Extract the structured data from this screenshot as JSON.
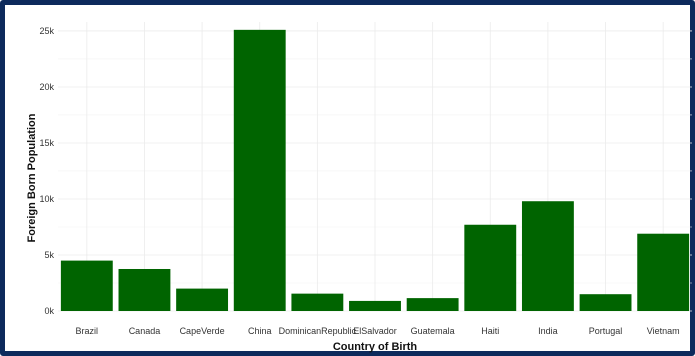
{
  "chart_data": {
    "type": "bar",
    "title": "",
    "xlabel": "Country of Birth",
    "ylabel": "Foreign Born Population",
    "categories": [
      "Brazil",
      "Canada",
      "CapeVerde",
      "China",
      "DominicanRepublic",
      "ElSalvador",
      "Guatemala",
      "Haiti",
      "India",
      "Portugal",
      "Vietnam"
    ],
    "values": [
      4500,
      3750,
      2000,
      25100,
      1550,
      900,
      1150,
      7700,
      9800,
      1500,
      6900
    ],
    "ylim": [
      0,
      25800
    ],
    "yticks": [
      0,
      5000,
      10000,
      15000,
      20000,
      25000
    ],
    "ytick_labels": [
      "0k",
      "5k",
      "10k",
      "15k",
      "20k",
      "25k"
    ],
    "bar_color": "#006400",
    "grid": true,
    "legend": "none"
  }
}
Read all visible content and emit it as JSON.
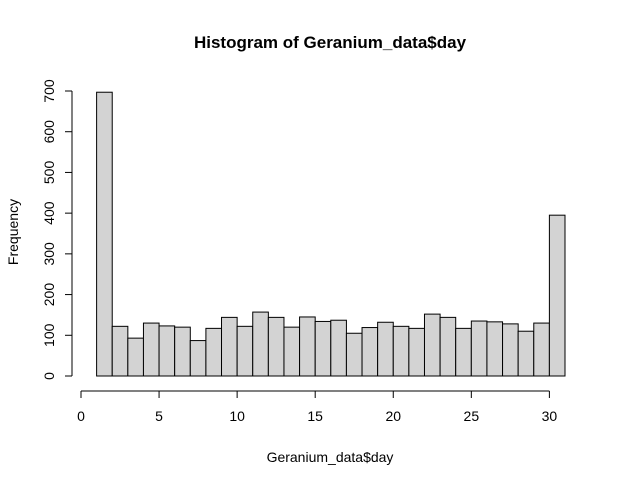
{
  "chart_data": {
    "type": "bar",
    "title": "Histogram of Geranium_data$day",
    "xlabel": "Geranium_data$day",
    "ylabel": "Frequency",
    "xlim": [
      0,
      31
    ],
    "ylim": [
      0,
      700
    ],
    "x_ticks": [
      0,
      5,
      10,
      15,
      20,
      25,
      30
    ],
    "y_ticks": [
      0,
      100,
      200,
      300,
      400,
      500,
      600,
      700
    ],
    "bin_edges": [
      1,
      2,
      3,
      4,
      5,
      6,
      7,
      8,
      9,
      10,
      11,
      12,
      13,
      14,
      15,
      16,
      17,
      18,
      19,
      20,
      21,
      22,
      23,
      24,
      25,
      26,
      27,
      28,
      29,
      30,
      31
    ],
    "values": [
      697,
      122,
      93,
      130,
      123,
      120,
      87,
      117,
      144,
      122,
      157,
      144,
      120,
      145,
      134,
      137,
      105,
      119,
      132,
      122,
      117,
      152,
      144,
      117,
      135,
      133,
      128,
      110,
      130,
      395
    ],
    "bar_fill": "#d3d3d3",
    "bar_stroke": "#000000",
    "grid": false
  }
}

→ **Written request**
Locate all lines that include the word "title" and copy them out.

→ **Response to the exercise**
    "title": "",
    "title": "Histogram of Geranium_data$day",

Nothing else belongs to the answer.